Objective:
Within the material below, find each line bearing the word "Search" and present it.

Data lines:
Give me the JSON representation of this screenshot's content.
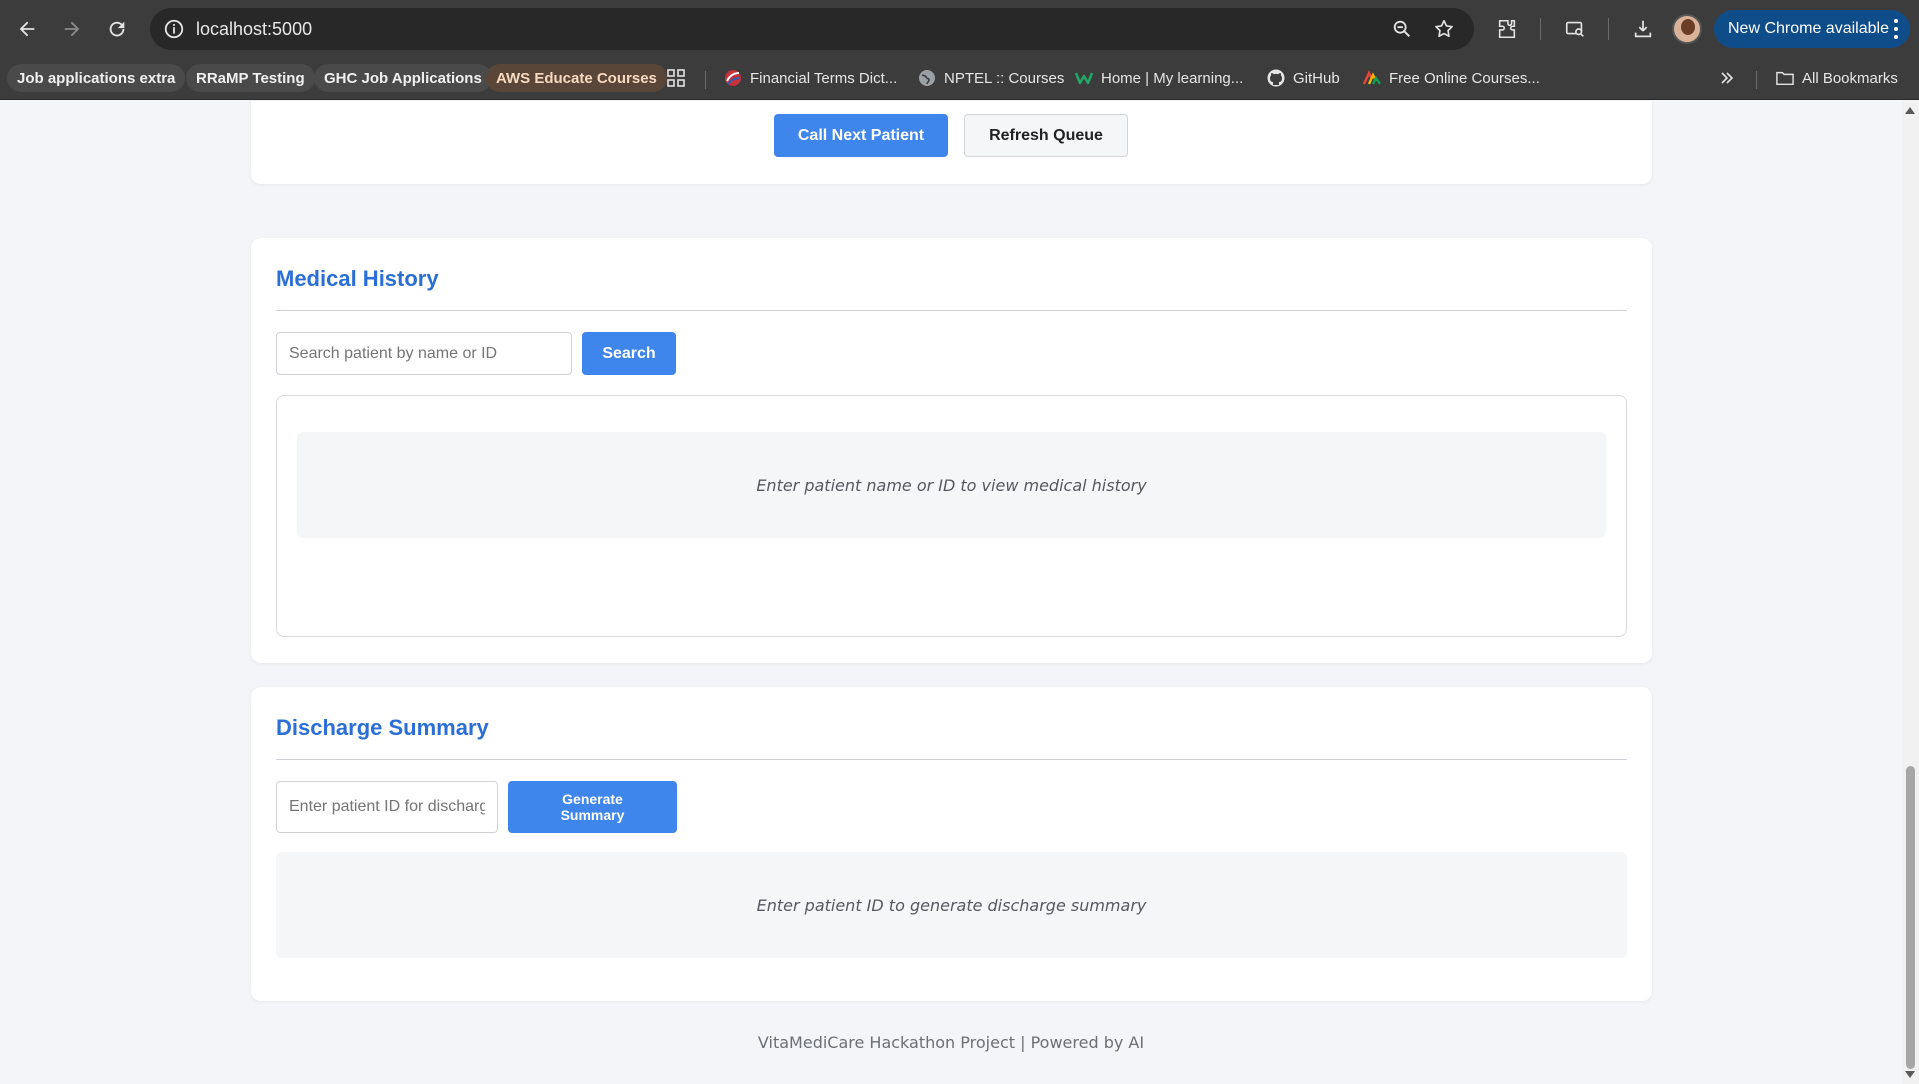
{
  "browser": {
    "url": "localhost:5000",
    "update_label": "New Chrome available",
    "bookmarks": [
      {
        "label": "Job applications extra"
      },
      {
        "label": "RRaMP Testing"
      },
      {
        "label": "GHC Job Applications"
      },
      {
        "label": "AWS Educate Courses"
      },
      {
        "label": "Financial Terms Dict..."
      },
      {
        "label": "NPTEL :: Courses"
      },
      {
        "label": "Home | My learning..."
      },
      {
        "label": "GitHub"
      },
      {
        "label": "Free Online Courses..."
      }
    ],
    "all_bookmarks_label": "All Bookmarks"
  },
  "queue": {
    "call_next_label": "Call Next Patient",
    "refresh_label": "Refresh Queue"
  },
  "medical_history": {
    "title": "Medical History",
    "search_placeholder": "Search patient by name or ID",
    "search_button": "Search",
    "empty_message": "Enter patient name or ID to view medical history"
  },
  "discharge": {
    "title": "Discharge Summary",
    "input_placeholder": "Enter patient ID for discharge",
    "generate_button": "Generate Summary",
    "empty_message": "Enter patient ID to generate discharge summary"
  },
  "footer": {
    "text": "VitaMediCare Hackathon Project | Powered by AI"
  },
  "colors": {
    "accent": "#3f86ec",
    "title": "#2b6fd6",
    "page_bg": "#f3f5f8"
  }
}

Worked answer:
    "search_placeholder": "Search patient by name or ID",
    "search_button": "Search",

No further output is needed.